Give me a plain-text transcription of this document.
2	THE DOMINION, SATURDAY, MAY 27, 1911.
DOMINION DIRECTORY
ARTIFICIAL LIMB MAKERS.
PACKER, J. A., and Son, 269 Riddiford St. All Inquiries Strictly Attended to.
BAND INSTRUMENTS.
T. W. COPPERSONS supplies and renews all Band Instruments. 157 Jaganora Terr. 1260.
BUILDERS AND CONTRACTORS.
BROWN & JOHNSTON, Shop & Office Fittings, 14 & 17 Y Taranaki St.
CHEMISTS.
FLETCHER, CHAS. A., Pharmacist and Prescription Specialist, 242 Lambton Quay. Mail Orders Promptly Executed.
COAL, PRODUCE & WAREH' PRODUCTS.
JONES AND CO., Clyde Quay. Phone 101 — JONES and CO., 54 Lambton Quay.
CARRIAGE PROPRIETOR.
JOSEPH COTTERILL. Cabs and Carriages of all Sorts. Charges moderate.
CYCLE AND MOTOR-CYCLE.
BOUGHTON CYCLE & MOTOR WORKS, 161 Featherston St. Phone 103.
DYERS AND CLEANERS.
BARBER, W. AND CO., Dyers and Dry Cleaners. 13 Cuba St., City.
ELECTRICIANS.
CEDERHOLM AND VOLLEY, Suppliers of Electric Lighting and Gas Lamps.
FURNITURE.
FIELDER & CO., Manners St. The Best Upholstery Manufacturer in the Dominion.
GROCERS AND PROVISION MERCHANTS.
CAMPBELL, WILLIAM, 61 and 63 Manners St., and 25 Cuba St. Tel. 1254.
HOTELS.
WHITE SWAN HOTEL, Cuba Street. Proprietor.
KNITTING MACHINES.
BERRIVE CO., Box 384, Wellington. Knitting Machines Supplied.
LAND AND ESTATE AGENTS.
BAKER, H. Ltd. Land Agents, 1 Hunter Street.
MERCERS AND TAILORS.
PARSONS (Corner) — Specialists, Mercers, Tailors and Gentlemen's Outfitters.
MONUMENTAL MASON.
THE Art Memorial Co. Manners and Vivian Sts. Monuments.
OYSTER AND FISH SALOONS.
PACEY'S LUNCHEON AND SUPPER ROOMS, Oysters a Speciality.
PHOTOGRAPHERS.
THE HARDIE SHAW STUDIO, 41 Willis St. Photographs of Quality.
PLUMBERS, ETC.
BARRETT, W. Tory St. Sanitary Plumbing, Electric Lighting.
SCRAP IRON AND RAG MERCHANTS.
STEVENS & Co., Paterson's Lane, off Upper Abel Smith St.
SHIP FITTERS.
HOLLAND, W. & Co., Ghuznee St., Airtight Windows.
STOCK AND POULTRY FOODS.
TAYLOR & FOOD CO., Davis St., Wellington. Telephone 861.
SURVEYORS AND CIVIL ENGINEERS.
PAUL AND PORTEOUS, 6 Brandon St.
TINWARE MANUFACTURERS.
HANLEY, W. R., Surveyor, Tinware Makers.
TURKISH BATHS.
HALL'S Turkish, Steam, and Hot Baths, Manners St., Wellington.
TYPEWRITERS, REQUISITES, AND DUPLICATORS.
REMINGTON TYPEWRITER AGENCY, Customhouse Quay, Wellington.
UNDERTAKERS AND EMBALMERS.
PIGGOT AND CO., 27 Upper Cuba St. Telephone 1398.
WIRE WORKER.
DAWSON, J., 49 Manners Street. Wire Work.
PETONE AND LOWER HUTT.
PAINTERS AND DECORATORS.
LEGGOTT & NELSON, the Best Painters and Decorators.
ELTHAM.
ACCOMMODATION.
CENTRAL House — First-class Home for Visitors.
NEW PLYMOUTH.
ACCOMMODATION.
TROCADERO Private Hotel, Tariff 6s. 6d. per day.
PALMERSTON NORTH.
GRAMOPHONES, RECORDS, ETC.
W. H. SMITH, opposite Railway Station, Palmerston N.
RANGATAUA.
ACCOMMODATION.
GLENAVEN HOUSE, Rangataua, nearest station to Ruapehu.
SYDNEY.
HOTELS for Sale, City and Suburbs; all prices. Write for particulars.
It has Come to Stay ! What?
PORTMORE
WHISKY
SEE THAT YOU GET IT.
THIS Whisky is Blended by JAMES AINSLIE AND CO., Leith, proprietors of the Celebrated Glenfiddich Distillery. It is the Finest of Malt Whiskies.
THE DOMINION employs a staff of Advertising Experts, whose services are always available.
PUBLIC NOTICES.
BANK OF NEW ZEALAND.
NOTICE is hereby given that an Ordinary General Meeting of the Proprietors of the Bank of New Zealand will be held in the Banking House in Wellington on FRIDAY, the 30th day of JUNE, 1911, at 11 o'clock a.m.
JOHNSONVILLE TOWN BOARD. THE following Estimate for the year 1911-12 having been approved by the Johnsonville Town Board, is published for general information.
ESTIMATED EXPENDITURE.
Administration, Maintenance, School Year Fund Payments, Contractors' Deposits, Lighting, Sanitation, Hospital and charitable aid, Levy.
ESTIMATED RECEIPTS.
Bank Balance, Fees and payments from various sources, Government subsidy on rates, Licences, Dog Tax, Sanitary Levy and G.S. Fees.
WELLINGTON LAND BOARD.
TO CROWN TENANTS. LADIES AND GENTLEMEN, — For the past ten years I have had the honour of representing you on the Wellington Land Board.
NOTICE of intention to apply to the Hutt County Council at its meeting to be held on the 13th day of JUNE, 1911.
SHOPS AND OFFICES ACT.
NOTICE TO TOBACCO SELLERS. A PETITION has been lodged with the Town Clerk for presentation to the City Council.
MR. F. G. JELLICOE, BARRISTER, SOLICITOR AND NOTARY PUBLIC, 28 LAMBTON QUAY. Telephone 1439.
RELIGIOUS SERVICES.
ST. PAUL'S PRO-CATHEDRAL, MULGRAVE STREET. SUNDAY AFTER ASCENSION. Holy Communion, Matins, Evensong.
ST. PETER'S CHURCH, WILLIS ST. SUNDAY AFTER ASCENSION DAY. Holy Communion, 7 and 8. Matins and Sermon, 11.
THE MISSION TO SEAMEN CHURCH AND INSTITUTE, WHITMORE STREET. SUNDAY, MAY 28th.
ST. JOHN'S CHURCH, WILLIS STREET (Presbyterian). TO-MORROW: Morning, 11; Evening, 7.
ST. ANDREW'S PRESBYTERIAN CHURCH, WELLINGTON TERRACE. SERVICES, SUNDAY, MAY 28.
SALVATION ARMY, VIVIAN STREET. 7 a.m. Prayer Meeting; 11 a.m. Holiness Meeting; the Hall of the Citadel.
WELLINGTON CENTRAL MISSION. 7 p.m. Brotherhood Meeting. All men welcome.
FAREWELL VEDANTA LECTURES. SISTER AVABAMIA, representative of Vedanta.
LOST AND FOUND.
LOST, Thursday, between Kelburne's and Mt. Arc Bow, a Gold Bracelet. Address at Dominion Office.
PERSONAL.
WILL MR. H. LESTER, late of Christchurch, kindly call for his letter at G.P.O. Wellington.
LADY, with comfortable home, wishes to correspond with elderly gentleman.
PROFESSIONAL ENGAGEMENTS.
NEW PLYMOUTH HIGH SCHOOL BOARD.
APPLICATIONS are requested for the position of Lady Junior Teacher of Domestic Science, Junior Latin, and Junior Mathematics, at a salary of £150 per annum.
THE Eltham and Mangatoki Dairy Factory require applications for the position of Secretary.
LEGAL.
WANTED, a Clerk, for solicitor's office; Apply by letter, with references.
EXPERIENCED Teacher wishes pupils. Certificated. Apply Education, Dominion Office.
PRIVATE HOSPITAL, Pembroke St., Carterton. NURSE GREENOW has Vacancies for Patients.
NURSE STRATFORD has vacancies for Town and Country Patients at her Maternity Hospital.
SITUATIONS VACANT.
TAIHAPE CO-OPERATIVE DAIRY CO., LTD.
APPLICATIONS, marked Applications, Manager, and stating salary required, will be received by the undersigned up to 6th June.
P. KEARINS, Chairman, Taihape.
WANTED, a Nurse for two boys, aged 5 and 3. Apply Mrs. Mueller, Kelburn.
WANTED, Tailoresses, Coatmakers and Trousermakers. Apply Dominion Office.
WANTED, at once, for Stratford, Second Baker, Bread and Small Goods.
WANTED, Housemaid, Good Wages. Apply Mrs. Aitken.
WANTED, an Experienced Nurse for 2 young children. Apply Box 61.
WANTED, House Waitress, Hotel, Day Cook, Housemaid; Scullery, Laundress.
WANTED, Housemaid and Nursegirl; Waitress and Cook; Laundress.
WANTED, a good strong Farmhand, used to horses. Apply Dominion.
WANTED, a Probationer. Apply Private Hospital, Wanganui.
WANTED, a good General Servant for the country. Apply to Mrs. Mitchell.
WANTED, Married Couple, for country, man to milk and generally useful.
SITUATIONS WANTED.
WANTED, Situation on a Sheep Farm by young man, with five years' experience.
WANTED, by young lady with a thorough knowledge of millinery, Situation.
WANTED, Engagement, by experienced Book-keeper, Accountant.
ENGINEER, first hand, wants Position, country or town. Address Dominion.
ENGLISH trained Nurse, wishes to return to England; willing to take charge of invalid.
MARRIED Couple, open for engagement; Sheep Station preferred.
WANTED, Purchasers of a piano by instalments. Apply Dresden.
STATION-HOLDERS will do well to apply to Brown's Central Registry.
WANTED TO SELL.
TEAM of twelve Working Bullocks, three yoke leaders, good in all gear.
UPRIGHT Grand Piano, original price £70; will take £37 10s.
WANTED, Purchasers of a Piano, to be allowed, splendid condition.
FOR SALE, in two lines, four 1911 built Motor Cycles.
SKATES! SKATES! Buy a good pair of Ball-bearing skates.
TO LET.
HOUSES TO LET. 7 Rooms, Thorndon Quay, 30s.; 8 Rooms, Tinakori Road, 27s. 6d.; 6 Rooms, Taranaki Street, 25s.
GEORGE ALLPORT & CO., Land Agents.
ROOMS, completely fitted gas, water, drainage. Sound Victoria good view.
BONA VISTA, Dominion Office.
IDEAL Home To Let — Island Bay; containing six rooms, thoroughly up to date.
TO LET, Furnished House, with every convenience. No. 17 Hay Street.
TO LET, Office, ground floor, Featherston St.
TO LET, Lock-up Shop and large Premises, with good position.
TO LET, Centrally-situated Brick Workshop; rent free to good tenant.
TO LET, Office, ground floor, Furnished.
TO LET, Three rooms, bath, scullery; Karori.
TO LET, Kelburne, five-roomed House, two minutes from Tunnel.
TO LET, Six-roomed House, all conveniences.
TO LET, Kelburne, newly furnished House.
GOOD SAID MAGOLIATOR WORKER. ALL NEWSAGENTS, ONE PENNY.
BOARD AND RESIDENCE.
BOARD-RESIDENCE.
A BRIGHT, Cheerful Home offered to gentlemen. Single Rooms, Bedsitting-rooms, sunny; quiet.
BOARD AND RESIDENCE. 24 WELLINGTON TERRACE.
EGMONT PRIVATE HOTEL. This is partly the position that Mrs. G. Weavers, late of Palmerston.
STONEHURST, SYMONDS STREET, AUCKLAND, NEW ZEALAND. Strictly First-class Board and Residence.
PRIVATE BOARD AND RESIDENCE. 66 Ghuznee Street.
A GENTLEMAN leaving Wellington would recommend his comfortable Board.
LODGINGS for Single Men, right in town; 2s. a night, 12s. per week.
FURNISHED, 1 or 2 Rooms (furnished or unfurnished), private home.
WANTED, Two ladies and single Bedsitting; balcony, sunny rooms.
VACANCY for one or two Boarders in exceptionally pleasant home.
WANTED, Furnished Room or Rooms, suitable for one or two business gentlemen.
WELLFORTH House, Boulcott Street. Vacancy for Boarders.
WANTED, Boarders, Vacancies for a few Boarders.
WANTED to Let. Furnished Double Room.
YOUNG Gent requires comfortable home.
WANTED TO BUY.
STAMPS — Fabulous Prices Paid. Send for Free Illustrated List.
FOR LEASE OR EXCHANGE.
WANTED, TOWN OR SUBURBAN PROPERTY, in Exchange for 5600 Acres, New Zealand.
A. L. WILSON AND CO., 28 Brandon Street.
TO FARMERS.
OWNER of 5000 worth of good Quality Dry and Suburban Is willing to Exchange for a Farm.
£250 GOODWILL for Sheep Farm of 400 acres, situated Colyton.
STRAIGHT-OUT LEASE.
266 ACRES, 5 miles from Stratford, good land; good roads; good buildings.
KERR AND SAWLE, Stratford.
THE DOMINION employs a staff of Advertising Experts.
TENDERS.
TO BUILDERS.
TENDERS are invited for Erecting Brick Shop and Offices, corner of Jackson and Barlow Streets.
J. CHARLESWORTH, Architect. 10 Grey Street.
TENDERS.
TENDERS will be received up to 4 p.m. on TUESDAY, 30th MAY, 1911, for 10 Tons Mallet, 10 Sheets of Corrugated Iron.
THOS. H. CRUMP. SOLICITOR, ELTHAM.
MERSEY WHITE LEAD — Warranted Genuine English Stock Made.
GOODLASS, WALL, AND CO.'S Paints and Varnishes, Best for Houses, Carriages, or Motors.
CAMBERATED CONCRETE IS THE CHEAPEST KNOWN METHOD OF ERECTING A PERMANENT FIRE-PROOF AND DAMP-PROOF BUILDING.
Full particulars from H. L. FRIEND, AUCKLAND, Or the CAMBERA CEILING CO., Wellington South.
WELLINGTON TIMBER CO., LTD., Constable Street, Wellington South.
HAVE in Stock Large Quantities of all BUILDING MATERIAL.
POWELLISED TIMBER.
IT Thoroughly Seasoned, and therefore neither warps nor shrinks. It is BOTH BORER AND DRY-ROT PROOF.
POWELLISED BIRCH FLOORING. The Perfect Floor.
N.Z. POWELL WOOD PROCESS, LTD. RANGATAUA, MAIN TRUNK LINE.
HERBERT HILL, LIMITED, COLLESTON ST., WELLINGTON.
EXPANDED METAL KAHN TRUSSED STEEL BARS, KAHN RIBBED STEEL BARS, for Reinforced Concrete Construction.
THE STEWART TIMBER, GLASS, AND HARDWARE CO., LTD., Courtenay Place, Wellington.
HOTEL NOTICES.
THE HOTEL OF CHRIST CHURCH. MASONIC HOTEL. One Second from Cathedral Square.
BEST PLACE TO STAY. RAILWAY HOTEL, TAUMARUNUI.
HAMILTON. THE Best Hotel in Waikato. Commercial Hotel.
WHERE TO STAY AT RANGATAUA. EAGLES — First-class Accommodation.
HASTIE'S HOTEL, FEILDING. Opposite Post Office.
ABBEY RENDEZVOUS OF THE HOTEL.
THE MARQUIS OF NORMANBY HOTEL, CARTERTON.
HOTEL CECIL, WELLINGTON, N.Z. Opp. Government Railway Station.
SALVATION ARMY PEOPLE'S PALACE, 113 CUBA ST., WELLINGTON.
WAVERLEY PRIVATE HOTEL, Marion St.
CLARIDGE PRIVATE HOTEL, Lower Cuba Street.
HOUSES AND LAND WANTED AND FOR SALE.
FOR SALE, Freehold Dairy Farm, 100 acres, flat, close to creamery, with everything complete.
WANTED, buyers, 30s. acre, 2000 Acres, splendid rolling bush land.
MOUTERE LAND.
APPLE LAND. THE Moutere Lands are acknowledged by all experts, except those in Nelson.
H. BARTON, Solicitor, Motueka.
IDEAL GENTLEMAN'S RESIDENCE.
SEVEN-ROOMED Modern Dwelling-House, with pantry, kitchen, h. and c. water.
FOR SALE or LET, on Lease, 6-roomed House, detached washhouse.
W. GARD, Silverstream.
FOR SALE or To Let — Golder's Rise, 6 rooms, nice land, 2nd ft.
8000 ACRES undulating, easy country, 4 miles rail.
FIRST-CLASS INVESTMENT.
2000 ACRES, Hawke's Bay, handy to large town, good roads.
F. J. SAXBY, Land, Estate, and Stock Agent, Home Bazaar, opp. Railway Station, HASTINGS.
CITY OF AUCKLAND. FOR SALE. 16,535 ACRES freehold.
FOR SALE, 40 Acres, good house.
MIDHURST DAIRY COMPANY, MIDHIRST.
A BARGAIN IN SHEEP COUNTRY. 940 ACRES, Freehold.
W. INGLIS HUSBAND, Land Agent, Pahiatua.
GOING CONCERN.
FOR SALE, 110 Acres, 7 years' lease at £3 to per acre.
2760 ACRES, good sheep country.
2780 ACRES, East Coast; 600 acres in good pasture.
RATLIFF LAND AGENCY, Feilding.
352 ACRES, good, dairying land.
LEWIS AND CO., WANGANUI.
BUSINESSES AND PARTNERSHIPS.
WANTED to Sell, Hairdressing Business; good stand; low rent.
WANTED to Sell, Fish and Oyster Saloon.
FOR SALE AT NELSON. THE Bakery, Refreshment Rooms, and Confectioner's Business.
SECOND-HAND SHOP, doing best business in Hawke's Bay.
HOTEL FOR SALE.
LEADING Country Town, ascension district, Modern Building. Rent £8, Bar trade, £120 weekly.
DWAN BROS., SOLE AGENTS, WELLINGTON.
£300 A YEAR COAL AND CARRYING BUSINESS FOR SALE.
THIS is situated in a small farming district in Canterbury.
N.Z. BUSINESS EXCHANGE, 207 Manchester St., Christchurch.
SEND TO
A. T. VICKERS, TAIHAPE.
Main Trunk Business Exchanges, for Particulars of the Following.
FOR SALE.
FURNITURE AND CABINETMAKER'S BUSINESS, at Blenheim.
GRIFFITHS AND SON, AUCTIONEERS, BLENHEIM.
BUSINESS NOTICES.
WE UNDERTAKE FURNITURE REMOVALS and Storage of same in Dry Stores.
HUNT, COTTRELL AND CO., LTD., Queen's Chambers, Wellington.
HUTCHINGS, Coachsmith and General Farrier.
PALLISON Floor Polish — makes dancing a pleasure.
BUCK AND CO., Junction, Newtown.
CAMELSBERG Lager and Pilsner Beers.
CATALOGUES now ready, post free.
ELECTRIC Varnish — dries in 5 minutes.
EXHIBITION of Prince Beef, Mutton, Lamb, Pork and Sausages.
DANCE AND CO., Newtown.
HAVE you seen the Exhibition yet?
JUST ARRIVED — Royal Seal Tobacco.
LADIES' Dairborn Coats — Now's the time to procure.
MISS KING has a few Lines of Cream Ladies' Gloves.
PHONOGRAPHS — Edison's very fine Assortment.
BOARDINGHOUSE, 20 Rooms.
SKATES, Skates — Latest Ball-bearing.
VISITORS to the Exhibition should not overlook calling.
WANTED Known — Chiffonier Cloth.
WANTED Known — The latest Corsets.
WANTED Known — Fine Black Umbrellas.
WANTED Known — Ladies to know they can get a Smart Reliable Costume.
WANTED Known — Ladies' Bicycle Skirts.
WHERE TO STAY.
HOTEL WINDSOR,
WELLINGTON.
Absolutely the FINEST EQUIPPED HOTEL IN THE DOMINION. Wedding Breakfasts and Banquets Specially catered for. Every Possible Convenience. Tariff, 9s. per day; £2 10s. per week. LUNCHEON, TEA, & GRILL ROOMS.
====
What the task asks: What are the lines of the data above that include the string "FURNITURE"? Copy them.

Answer box:
FURNITURE.
FURNITURE AND CABINETMAKER'S BUSINESS, at Blenheim.
WE UNDERTAKE FURNITURE REMOVALS and Storage of same in Dry Stores.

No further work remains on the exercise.